◆ **Article**
The major question left unanswered by the $20,000 U.S. Open Indoor Archery Tournament, which was held in Las Vegas last month, was whether the shootout had been awfully perfect or perfectly awful. That there was an abundance of perfection was evident from the scores, which were the highest ever. But so many shot so well—there were 30 perfect rounds of 300 points—that the sport is faced with a most unusual dilemma. Is it possible, archers are asking, to be too good?
Until recently, a 300 in archery had been a whole lot rarer than a 300 in bowling; in fact, it had never been done. Then, at the 1967 Open, Bob Bitner shot a perfect round and received a $1,000 check from the Archery Lane Operators Association, which had offered this prize to anyone firing a 300 in major competition. In the next two years, four other archers shot 300s and the offer was withdrawn.
And then last year along came mechanical releases. In essence, they are little gizmos that take the place of fingers for holding the bowstring. They also enable almost all archers to shoot more accurately—much more accurately.
Traditionally, professional archers have been a quiet, harmonious group—sort of a bunch of straight arrows. But disputes about whether releases should or should not be allowed have divided the sport into wrangling factions.
Fumes Victor Berger of Springfield, Ohio, the world's No. 1 pro the past two years: "We have had warm friendships in this sport, but they are cooling fast. I have been called many names, but what hurts most is that the sport I love is being destroyed by a gimmick."
"Releases are the greatest thing ever to hit archery," says Mike Elott, who owns an archery "college" outside Atlanta. "Thousands of people quit each year because of target panic, but with a release they can overcome this. You've got to keep people from dropping out if the sport is going to grow."
A middle view is held by Frank Pearson of Palmyra, N.J., one of Berger's chief rivals. "I feel guilty about using a release," he says, "but I've got to. I'm psyched out if I don't. Last year I had a 298 league average without a release and then I came to Vegas and saw other guys using them and I couldn't hit a thing."
Perhaps the whole furor can be blamed on Genghis Khan, who was the grand-daddy of archery in the Orient, where releases were first used 1,000 years ago. They were called thumb horns then and there was no flap about their legality, possibly because no one was offering $1,000 for a perfect round.
Basically, the function of ancient thumb horns and modern releases is to hold the bowstring. There are a number of advantages to be derived from this seemingly insignificant factor. A release enables a shooter to concentrate on aiming without worrying about letting go of the string, which is eased off ever so gently by manipulating the release. In addition, it eliminates flinching—also known as target panic or freezing—which comes from fretting about when and how to let go of the string, and which has done in millions of archers; no matter how smoothly an archer lets go, there is always a momentary hang-up between fingertips and string that translates into oscillation and deflection of the arrow. With a release, the string slips off all at once.
According to the rules of archery, releases can have no more than one moving part, but they may be made out of anything and they are—metal, leather, nylon, tape, string, even nails.
There are three main types. With one, the bowstring is held by a lip or hook; when the release is gently twisted the arrow is triggered. Another release functions on the same principle but with the bowstring fitted into a groove. The third consists of a cylinder that holds a nylon cord; the cord fits around the bowstring and is kept in place by pressing the thumb against the inside of the index finger. To release the arrow, all you do is let go of the cord.

◆ **Short task a**
According to the archery article, how many perfect rounds of 300 points were shot at the Las Vegas tournament?

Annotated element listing
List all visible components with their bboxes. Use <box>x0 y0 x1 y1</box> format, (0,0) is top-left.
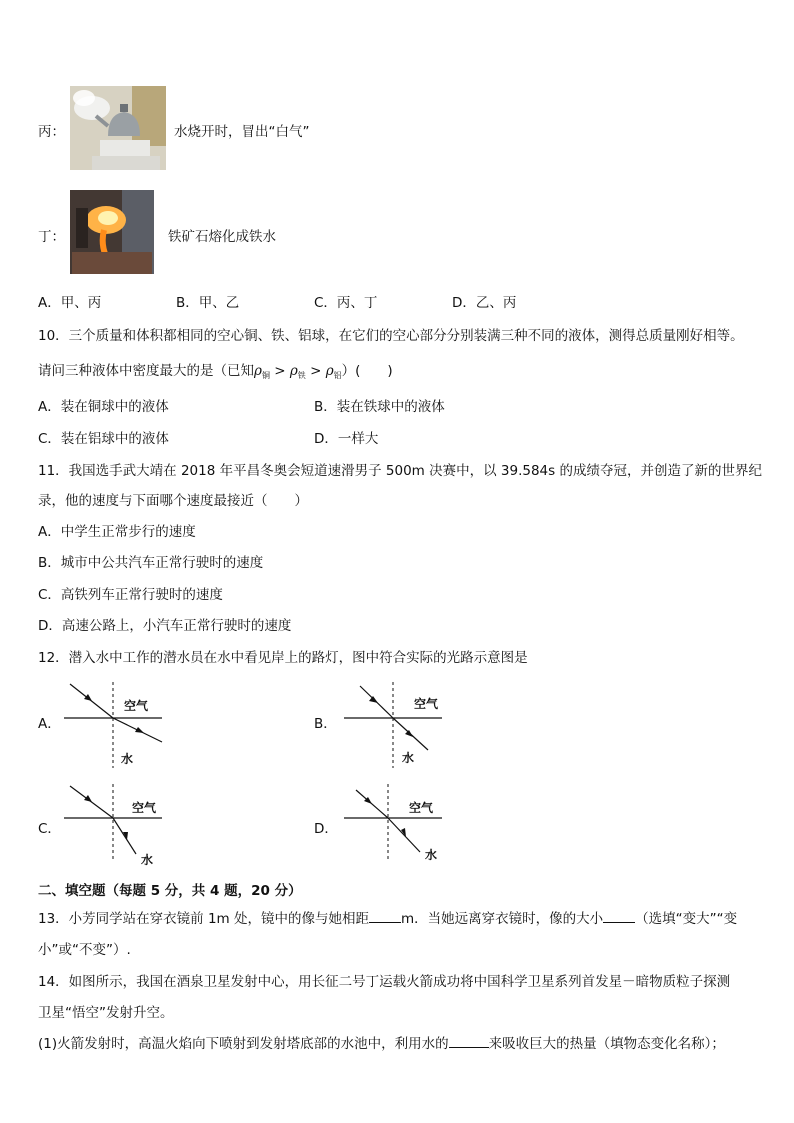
water-label-a: 水 <box>121 752 134 766</box>
answer-blank[interactable] <box>369 910 401 923</box>
q10-option-b: B．装在铁球中的液体 <box>314 399 445 415</box>
rho-symbol: ρ <box>254 363 262 379</box>
water-label-d: 水 <box>425 848 438 862</box>
q9-option-c: C．丙、丁 <box>314 295 378 311</box>
kettle-photo <box>70 86 166 170</box>
q9-option-b: B．甲、乙 <box>176 295 240 311</box>
q13-text-b: m．当她远离穿衣镜时，像的大小 <box>401 911 604 927</box>
q13-stem-line2: 小”或“不变”）. <box>38 942 131 958</box>
q14-text-a: (1)火箭发射时，高温火焰向下喷射到发射塔底部的水池中，利用水的 <box>38 1036 449 1052</box>
light-path-diagram-b <box>340 680 450 770</box>
air-label-b: 空气 <box>414 697 439 711</box>
q14-stem-line1: 14．如图所示，我国在酒泉卫星发射中心，用长征二号丁运载火箭成功将中国科学卫星系列首发星－暗物质粒子探测 <box>38 974 731 990</box>
q9-option-d: D．乙、丙 <box>452 295 517 311</box>
q10-option-d: D．一样大 <box>314 431 379 447</box>
item-bing-label: 丙： <box>38 124 65 140</box>
gt-sign: > <box>274 363 286 379</box>
q13-text-c: （选填“变大”“变 <box>635 911 738 927</box>
q12-option-c-letter: C． <box>38 821 61 837</box>
q13-text-a: 13．小芳同学站在穿衣镜前 1m 处，镜中的像与她相距 <box>38 911 369 927</box>
answer-blank[interactable] <box>603 910 635 923</box>
air-label-d: 空气 <box>409 801 434 815</box>
q10-option-c: C．装在铝球中的液体 <box>38 431 169 447</box>
answer-blank[interactable] <box>449 1035 489 1048</box>
q14-subq1 <box>38 1032 725 1052</box>
rho-symbol: ρ <box>289 363 298 379</box>
q9-option-a: A．甲、丙 <box>38 295 102 311</box>
q12-option-a-letter: A． <box>38 716 61 732</box>
light-path-diagram-a <box>60 680 170 770</box>
q10-stem-line1: 10．三个质量和体积都相同的空心铜、铁、铝球，在它们的空心部分分别装满三种不同的液体，测得总质量刚好相等。 <box>38 328 744 344</box>
q12-option-b-letter: B． <box>314 716 337 732</box>
q11-option-d: D．高速公路上，小汽车正常行驶时的速度 <box>38 618 292 634</box>
water-label-c: 水 <box>141 853 154 867</box>
q11-option-c: C．高铁列车正常行驶时的速度 <box>38 587 223 603</box>
q11-stem-line1: 11．我国选手武大靖在 2018 年平昌冬奥会短道速滑男子 500m 决赛中，以 39.584s 的成绩夺冠，并创造了新的世界纪 <box>38 463 762 479</box>
q11-stem-line2: 录，他的速度与下面哪个速度最接近（ ） <box>38 493 308 509</box>
air-label-c: 空气 <box>132 801 157 815</box>
rho-sub-cu: 铜 <box>261 371 270 380</box>
q12-stem: 12．潜入水中工作的潜水员在水中看见岸上的路灯，图中符合实际的光路示意图是 <box>38 650 528 666</box>
item-bing-caption: 水烧开时，冒出“白气” <box>174 124 310 140</box>
rho-sub-fe: 铁 <box>297 371 306 380</box>
q10-option-a: A．装在铜球中的液体 <box>38 399 169 415</box>
q10-line2-prefix: 请问三种液体中密度最大的是（已知 <box>38 363 254 379</box>
q10-stem-line2 <box>38 359 393 381</box>
q12-option-d-letter: D． <box>314 821 338 837</box>
item-ding-caption: 铁矿石熔化成铁水 <box>168 229 276 245</box>
item-ding-label: 丁： <box>38 229 65 245</box>
q14-text-b: 来吸收巨大的热量（填物态变化名称）； <box>488 1036 725 1052</box>
rho-symbol: ρ <box>325 363 334 379</box>
air-label-a: 空气 <box>124 699 149 713</box>
section-heading-fill-in: 二、填空题（每题 5 分，共 4 题，20 分） <box>38 883 302 899</box>
light-path-diagram-c <box>60 782 170 864</box>
q11-option-a: A．中学生正常步行的速度 <box>38 524 196 540</box>
q13-stem-line1 <box>38 907 737 927</box>
q11-option-b: B．城市中公共汽车正常行驶时的速度 <box>38 555 264 571</box>
q14-stem-line2: 卫星“悟空”发射升空。 <box>38 1005 174 1021</box>
gt-sign: > <box>310 363 322 379</box>
water-label-b: 水 <box>402 751 415 765</box>
q10-line2-suffix: ）( ) <box>341 363 393 379</box>
molten-iron-photo <box>70 190 154 274</box>
rho-sub-al: 铝 <box>333 371 342 380</box>
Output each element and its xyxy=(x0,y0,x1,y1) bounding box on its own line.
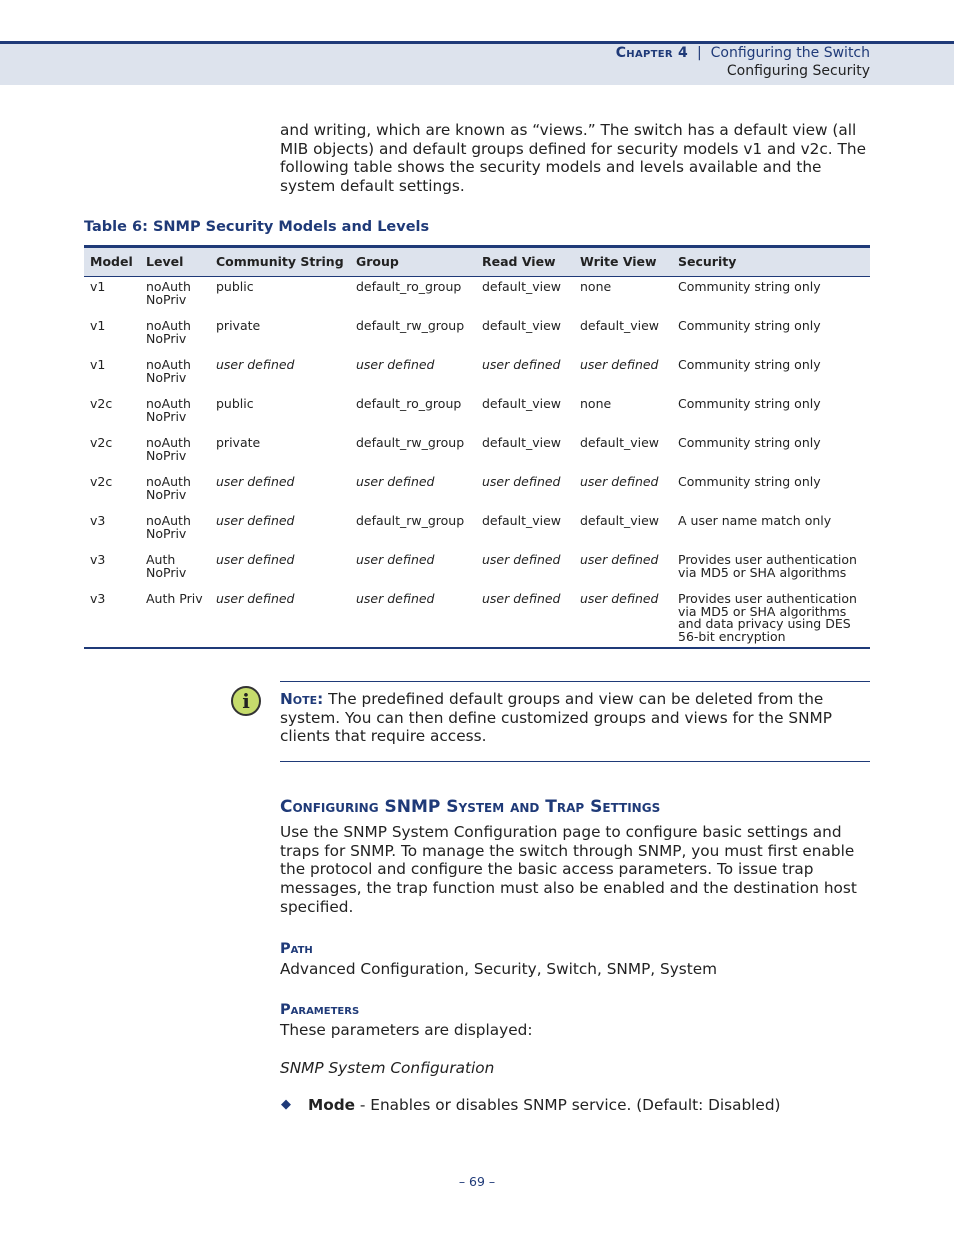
table-row xyxy=(84,511,870,550)
cell-level: noAuth NoPriv xyxy=(146,318,191,346)
cell-model: v3 xyxy=(84,589,140,648)
cell-security: Community string only xyxy=(678,474,821,489)
cell-write-view: user defined xyxy=(580,474,659,489)
cell-model: v1 xyxy=(90,279,106,294)
column-header-security: Security xyxy=(672,247,870,277)
cell-group: default_rw_group xyxy=(356,435,465,450)
chapter-title: Configuring the Switch xyxy=(710,45,870,61)
cell-level: Auth NoPriv xyxy=(146,552,187,580)
cell-write-view: default_view xyxy=(580,513,660,528)
cell-security: Community string only xyxy=(678,357,821,372)
section-title: Configuring SNMP System and Trap Settings xyxy=(280,797,661,817)
note-label: Note: xyxy=(280,690,324,708)
cell-group: user defined xyxy=(350,589,476,648)
running-header-section: Configuring Security xyxy=(726,63,870,79)
cell-community-string: user defined xyxy=(216,513,295,528)
cell-write-view: none xyxy=(580,396,612,411)
cell-group: default_rw_group xyxy=(356,318,465,333)
cell-write-view: user defined xyxy=(580,357,659,372)
cell-group: default_ro_group xyxy=(356,279,462,294)
cell-level: noAuth NoPriv xyxy=(146,435,191,463)
cell-read-view: default_view xyxy=(482,279,562,294)
bullet-item-mode xyxy=(308,1096,781,1115)
cell-model: v1 xyxy=(90,357,106,372)
intro-paragraph: and writing, which are known as “views.” The switch has a default view (all MIB objects) and default groups defined for security models v1 and v2c. The following table shows the security models and levels available and the system default settings. xyxy=(280,121,866,196)
parameters-heading: Parameters xyxy=(280,1002,360,1018)
table-row xyxy=(84,433,870,472)
cell-level: Auth Priv xyxy=(140,589,210,648)
cell-level: noAuth NoPriv xyxy=(146,513,191,541)
cell-write-view: user defined xyxy=(574,589,672,648)
security-models-table xyxy=(84,245,870,649)
table-row xyxy=(84,277,870,317)
path-text: Advanced Configuration, Security, Switch, SNMP, System xyxy=(280,960,718,978)
cell-community-string: private xyxy=(216,318,261,333)
cell-community-string: private xyxy=(216,435,261,450)
cell-model: v3 xyxy=(90,552,106,567)
table-header-row xyxy=(84,247,870,277)
chapter-label: Chapter 4 xyxy=(615,45,689,61)
table-row xyxy=(84,355,870,394)
cell-community-string: public xyxy=(216,396,254,411)
note-bottom-rule xyxy=(280,761,870,762)
column-header-write-view: Write View xyxy=(574,247,672,277)
cell-read-view: user defined xyxy=(476,589,574,648)
bullet-description: - Enables or disables SNMP service. (Default: Disabled) xyxy=(355,1096,781,1114)
cell-group: default_rw_group xyxy=(356,513,465,528)
parameters-subtitle: SNMP System Configuration xyxy=(280,1059,495,1077)
table-row xyxy=(84,472,870,511)
cell-security: A user name match only xyxy=(678,513,832,528)
cell-security: Provides user authentication via MD5 or SHA algorithms xyxy=(678,552,857,580)
cell-read-view: default_view xyxy=(482,396,562,411)
cell-model: v2c xyxy=(90,396,113,411)
cell-group: user defined xyxy=(356,357,435,372)
table-row xyxy=(84,550,870,589)
cell-community-string: user defined xyxy=(216,474,295,489)
cell-security: Community string only xyxy=(678,396,821,411)
cell-community-string: user defined xyxy=(216,552,295,567)
cell-security: Community string only xyxy=(678,318,821,333)
cell-read-view: default_view xyxy=(482,513,562,528)
cell-write-view: default_view xyxy=(580,435,660,450)
cell-group: default_ro_group xyxy=(356,396,462,411)
cell-read-view: default_view xyxy=(482,318,562,333)
cell-model: v3 xyxy=(90,513,106,528)
column-header-community-string: Community String xyxy=(210,247,350,277)
cell-level: noAuth NoPriv xyxy=(146,474,191,502)
cell-model: v1 xyxy=(90,318,106,333)
cell-read-view: default_view xyxy=(482,435,562,450)
column-header-level: Level xyxy=(140,247,210,277)
cell-level: noAuth NoPriv xyxy=(146,357,191,385)
cell-write-view: none xyxy=(580,279,612,294)
cell-write-view: default_view xyxy=(580,318,660,333)
cell-community-string: user defined xyxy=(216,357,295,372)
cell-community-string: user defined xyxy=(210,589,350,648)
cell-read-view: user defined xyxy=(482,474,561,489)
note-top-rule xyxy=(280,681,870,682)
page-number: – 69 – xyxy=(458,1174,496,1189)
table-body xyxy=(84,277,870,649)
path-heading: Path xyxy=(280,941,313,957)
column-header-group: Group xyxy=(350,247,476,277)
cell-group: user defined xyxy=(356,552,435,567)
cell-model: v2c xyxy=(90,435,113,450)
cell-model: v2c xyxy=(90,474,113,489)
cell-security: Community string only xyxy=(678,279,821,294)
security-models-table-wrapper xyxy=(84,245,870,649)
info-icon: i xyxy=(231,686,261,716)
note-paragraph xyxy=(280,690,870,746)
cell-level: noAuth NoPriv xyxy=(146,396,191,424)
table-row xyxy=(84,316,870,355)
cell-read-view: user defined xyxy=(482,552,561,567)
column-header-model: Model xyxy=(84,247,140,277)
section-body: Use the SNMP System Configuration page to configure basic settings and traps for SNMP. To manage the switch through SNMP, you must first enable the protocol and configure the basic access parameters. To issue trap messages, the trap function must also be enabled and the destination host specified. xyxy=(280,823,857,916)
table-row xyxy=(84,394,870,433)
cell-security: Community string only xyxy=(678,435,821,450)
cell-community-string: public xyxy=(216,279,254,294)
note-text: The predefined default groups and view can be deleted from the system. You can then define customized groups and views for the SNMP clients that require access. xyxy=(280,690,832,746)
header-separator: | xyxy=(697,45,702,61)
running-header-chapter xyxy=(616,45,870,61)
column-header-read-view: Read View xyxy=(476,247,574,277)
table-caption: Table 6: SNMP Security Models and Levels xyxy=(84,219,430,235)
cell-group: user defined xyxy=(356,474,435,489)
cell-write-view: user defined xyxy=(580,552,659,567)
cell-security: Provides user authentication via MD5 or SHA algorithms and data privacy using DES 56-bit encryption xyxy=(672,589,870,648)
cell-read-view: user defined xyxy=(482,357,561,372)
cell-level: noAuth NoPriv xyxy=(146,279,191,307)
table-row xyxy=(84,589,870,648)
parameters-text: These parameters are displayed: xyxy=(280,1021,533,1039)
bullet-term: Mode xyxy=(308,1096,356,1114)
diamond-bullet-icon: ◆ xyxy=(281,1097,291,1112)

◆ **Short task b**
In the listing, switch "water-label" to "liquid-label" in everything from the line containing "water-label-a: 水 <box>121 752 134 766</box>" down to the line containing "water-label-d: 水 <box>425 848 438 862</box>", and return only those lines.

◆ **Final result a**
30

◆ **Final result b**
liquid-label-a: 水 <box>121 752 134 766</box>
answer-blank[interactable] <box>369 910 401 923</box>
q10-option-b: B．装在铁球中的液体 <box>314 399 445 415</box>
rho-symbol: ρ <box>254 363 262 379</box>
liquid-label-d: 水 <box>425 848 438 862</box>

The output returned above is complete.